6/27/2026 at 10:13:18 PM

It's hilarious that anyone would give a shit about Zuck having a bad attitude about losing board games. Hopefully the book has something more damning than that.

by senordevnyc

6/27/2026 at 10:28:49 PM

The book has plenty of prurient private-jet-boardgame stuff, but also deals directly with facebook's adoption in Myanmar at at time when the inflammatary online speech was directly fuelling ethnic violence against the Rohingya. It covers the inability and possible unwillingness of facebook moderation staff to intervene, including a report that one paid moderator was not effective in their work because their personal views aligned with the regime.

by danhorner

6/27/2026 at 10:42:42 PM

The major allegations are about Meta bringing authoritarians to power while shirking responsibility for making that happen

by ktimespi

6/27/2026 at 11:07:50 PM

It's an indicator of being a fragile personality.

Everyone makes mistakes sometimes; and if you cannot be told you have made a mistake even in a low-stakes situation like a board game, it seems unlikely you will behave appropriately when it is something more expensive and/or damaging.

by ben_w

6/27/2026 at 10:58:49 PM

The Myanmar struggles where Zuck explicitly valued a feature and the approval of the administration over open threats to harm dissidents.

Or the times when he proposed using lower level FB staff as canaries in the coal mine over governments who threatened to arrest FB employees because the company was breaking their laws... and in one case, an employee was. And Zuck wanted to sit on getting him legal help and out of jail because he felt it would get FB positive PR. And when he was gotten out of jail and brought to a company event where he would meet company execs, Zuck was introduced to him, didn't look up from his phone, and in fact asked, while led away, "who was that, again?"

by FireBeyond

6/28/2026 at 12:23:34 AM

Incredibly yucky of Zuckerberg do that. I found it very hard to read through that part.

by ktimespi

6/27/2026 at 10:41:16 PM

> Hopefully the book has something more damning than that.

Hopefully? Buy it, or borrow it, and read it.

Remove doubt

by worik

6/28/2026 at 3:04:56 AM

Seconding this. I don't think the book can convince me Zuck is a criminal, but there's a variety of useful information in it, especially if you read it carefully without blindly following author's own deductions.

by lostmsu

6/27/2026 at 9:56:45 PM

One good example: Facebook was ignoring Brazilian law. An employee in brazil was arrested and charged with contempt. He spent a while in jail. Zuck started posting about the guy being a martyr for free expression while the lawyers trying to negotiate the release begged him to keep quiet.

Eventually the guy gets released and is invited to California to meet Zuck. Except by that time Zuck had forgotten all about it and ignored the guy.

by jordanb

6/28/2026 at 5:28:54 PM

The zuck is an incredibly busy person, with a lot on his mind. This sounds more like a failure of his staff, why assign blame to him personally for this, as if it somehow reflects poorly on his character?

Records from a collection
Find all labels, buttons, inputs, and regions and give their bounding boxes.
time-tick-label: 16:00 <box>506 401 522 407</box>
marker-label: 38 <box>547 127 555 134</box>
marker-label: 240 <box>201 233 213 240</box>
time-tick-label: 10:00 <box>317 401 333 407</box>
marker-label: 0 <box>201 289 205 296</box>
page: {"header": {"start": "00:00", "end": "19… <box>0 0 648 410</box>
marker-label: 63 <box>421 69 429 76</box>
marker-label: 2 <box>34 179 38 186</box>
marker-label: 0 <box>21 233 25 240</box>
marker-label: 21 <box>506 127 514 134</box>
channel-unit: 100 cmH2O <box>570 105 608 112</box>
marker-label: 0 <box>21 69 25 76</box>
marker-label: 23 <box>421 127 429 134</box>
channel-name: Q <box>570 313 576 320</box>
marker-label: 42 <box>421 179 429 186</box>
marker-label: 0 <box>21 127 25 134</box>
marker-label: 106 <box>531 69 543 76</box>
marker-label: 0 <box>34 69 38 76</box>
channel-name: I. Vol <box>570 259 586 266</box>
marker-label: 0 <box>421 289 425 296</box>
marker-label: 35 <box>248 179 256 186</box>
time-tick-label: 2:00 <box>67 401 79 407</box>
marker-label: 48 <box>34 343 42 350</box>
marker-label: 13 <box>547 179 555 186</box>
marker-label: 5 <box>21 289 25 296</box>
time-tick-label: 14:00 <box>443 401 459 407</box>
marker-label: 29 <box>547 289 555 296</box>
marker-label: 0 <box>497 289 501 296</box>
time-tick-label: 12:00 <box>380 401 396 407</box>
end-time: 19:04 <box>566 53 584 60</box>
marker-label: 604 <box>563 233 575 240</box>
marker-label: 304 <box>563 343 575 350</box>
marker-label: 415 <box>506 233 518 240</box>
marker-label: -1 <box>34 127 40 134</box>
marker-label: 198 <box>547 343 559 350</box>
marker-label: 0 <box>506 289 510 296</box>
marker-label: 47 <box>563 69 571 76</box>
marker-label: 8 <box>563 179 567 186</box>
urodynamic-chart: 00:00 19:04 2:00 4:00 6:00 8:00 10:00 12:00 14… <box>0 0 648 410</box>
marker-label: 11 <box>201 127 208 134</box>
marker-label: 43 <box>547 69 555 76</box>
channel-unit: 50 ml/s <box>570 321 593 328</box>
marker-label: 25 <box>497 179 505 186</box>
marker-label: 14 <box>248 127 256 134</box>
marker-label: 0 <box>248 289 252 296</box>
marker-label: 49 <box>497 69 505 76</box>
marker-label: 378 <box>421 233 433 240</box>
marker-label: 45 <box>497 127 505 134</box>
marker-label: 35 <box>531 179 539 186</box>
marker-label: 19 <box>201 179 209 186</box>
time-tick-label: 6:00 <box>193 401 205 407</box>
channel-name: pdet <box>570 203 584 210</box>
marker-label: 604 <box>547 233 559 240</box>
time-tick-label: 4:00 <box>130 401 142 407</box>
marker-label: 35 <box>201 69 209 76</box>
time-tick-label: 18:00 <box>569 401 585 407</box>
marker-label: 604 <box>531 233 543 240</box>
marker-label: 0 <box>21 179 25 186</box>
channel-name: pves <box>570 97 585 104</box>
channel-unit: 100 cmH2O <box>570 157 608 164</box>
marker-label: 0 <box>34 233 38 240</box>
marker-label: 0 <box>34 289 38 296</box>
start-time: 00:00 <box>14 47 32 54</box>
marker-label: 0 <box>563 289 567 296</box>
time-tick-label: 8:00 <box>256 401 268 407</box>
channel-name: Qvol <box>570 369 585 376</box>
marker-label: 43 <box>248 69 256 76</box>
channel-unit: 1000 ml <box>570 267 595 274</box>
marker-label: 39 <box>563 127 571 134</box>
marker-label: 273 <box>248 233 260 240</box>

> _TASK TO CARRY OUT_: Rewrite the stretch of the comment thread from "by danhorner" through "a fragile personality.", swapping "authoritarians" for "autocrats". The listing has no connection to the comment thread.

> _RESPONSE_:
by danhorner

6/27/2026 at 10:42:42 PM

The major allegations are about Meta bringing autocrats to power while shirking responsibility for making that happen

by ktimespi

6/27/2026 at 11:07:50 PM

It's an indicator of being a fragile personality.